━━━ Supplied material ━━━

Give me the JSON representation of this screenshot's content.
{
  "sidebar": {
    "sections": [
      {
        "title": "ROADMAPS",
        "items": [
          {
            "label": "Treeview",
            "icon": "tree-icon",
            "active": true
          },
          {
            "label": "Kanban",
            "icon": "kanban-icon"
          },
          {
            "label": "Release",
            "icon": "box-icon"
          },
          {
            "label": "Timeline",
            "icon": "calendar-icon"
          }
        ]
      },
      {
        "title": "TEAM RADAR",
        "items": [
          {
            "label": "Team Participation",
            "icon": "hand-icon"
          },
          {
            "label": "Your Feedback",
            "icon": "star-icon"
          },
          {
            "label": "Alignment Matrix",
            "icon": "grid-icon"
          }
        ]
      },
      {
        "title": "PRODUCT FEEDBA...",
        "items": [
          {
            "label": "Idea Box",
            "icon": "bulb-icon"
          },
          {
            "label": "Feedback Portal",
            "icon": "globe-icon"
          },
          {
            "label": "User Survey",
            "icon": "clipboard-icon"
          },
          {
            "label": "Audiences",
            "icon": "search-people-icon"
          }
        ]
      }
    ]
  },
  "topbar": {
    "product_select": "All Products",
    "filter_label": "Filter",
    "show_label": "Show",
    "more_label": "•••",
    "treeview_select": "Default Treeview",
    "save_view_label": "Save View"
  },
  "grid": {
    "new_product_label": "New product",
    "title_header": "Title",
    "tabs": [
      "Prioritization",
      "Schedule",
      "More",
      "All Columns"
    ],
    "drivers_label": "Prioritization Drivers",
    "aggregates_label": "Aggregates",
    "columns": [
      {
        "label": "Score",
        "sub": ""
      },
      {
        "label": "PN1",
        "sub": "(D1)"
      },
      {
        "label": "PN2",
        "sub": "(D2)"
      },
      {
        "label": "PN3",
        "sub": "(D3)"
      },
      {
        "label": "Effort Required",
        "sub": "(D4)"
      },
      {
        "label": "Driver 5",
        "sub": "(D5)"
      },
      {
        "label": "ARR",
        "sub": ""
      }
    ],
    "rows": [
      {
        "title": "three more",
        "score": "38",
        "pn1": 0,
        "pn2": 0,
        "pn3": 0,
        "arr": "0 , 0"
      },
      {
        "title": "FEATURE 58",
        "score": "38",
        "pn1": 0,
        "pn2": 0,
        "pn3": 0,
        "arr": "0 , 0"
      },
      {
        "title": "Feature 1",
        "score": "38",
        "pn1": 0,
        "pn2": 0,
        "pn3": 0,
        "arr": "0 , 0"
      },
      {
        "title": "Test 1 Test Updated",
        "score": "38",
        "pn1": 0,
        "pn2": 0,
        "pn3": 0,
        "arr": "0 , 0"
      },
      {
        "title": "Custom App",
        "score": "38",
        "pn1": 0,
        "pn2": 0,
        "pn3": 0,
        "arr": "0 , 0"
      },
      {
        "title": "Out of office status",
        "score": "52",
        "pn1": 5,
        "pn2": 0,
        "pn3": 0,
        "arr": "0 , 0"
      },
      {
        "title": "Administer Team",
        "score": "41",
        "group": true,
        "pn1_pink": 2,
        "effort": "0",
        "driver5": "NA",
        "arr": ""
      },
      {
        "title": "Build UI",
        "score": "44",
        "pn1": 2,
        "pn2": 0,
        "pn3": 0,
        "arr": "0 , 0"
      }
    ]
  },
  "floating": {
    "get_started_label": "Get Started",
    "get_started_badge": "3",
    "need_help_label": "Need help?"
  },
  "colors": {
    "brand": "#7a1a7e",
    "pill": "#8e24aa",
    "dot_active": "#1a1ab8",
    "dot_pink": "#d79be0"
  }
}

━━━

§ What you have to do
Scan the listing above. Collect all lines with the word "Prioritization".

§ Solved problem
      "Prioritization",
    "drivers_label": "Prioritization Drivers",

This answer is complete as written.